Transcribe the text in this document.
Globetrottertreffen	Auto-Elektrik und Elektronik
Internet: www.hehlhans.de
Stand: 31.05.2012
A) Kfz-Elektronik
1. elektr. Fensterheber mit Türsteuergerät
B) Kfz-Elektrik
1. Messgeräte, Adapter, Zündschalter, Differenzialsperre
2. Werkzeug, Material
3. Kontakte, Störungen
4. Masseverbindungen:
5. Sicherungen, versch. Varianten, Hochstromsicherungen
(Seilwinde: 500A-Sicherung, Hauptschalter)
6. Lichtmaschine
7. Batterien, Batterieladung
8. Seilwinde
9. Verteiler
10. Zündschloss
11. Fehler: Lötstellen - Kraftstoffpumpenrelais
::::
▸ **CHALLENGE**
Extract the listing in its entirety and repeat it exactly.

▸ **EXERCISE ANSWER**
Transcribe the text in this document.
Globetrottertreffen	Auto-Elektrik und Elektronik
Internet: www.hehlhans.de
Stand: 31.05.2012
A) Kfz-Elektronik
1. elektr. Fensterheber mit Türsteuergerät
B) Kfz-Elektrik
1. Messgeräte, Adapter, Zündschalter, Differenzialsperre
2. Werkzeug, Material
3. Kontakte, Störungen
4. Masseverbindungen:
5. Sicherungen, versch. Varianten, Hochstromsicherungen
(Seilwinde: 500A-Sicherung, Hauptschalter)
6. Lichtmaschine
7. Batterien, Batterieladung
8. Seilwinde
9. Verteiler
10. Zündschloss
11. Fehler: Lötstellen - Kraftstoffpumpenrelais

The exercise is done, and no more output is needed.